# Given request
Your task is to give the data again, exactly, with every line intact.

# Entries taken from a collection
++++
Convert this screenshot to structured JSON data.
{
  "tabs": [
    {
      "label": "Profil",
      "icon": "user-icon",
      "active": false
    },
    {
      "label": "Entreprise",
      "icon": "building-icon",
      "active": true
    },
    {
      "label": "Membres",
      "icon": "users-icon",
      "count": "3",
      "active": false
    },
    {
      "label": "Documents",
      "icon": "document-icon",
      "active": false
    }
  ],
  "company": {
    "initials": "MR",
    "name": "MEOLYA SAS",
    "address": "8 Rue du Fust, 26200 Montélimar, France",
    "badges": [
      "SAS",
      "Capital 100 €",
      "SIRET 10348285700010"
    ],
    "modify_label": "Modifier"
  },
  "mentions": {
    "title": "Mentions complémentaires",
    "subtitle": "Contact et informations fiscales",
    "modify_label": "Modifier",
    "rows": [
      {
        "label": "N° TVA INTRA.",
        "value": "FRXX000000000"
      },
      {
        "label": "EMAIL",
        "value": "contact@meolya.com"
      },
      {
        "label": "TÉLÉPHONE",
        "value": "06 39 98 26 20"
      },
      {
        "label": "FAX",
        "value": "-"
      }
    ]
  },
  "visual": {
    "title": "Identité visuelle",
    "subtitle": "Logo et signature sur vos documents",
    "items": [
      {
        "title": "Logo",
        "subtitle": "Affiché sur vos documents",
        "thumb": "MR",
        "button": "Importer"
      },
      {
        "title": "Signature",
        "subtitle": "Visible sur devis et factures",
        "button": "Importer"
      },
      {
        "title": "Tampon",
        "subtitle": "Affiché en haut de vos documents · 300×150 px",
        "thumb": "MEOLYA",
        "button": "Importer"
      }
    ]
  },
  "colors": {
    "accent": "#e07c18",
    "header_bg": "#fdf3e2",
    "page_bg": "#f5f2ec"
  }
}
++++
# Task response
Convert this screenshot to structured JSON data.
{
  "tabs": [
    {
      "label": "Profil",
      "icon": "user-icon",
      "active": false
    },
    {
      "label": "Entreprise",
      "icon": "building-icon",
      "active": true
    },
    {
      "label": "Membres",
      "icon": "users-icon",
      "count": "3",
      "active": false
    },
    {
      "label": "Documents",
      "icon": "document-icon",
      "active": false
    }
  ],
  "company": {
    "initials": "MR",
    "name": "MEOLYA SAS",
    "address": "8 Rue du Fust, 26200 Montélimar, France",
    "badges": [
      "SAS",
      "Capital 100 €",
      "SIRET 10348285700010"
    ],
    "modify_label": "Modifier"
  },
  "mentions": {
    "title": "Mentions complémentaires",
    "subtitle": "Contact et informations fiscales",
    "modify_label": "Modifier",
    "rows": [
      {
        "label": "N° TVA INTRA.",
        "value": "FRXX000000000"
      },
      {
        "label": "EMAIL",
        "value": "contact@meolya.com"
      },
      {
        "label": "TÉLÉPHONE",
        "value": "06 39 98 26 20"
      },
      {
        "label": "FAX",
        "value": "-"
      }
    ]
  },
  "visual": {
    "title": "Identité visuelle",
    "subtitle": "Logo et signature sur vos documents",
    "items": [
      {
        "title": "Logo",
        "subtitle": "Affiché sur vos documents",
        "thumb": "MR",
        "button": "Importer"
      },
      {
        "title": "Signature",
        "subtitle": "Visible sur devis et factures",
        "button": "Importer"
      },
      {
        "title": "Tampon",
        "subtitle": "Affiché en haut de vos documents · 300×150 px",
        "thumb": "MEOLYA",
        "button": "Importer"
      }
    ]
  },
  "colors": {
    "accent": "#e07c18",
    "header_bg": "#fdf3e2",
    "page_bg": "#f5f2ec"
  }
}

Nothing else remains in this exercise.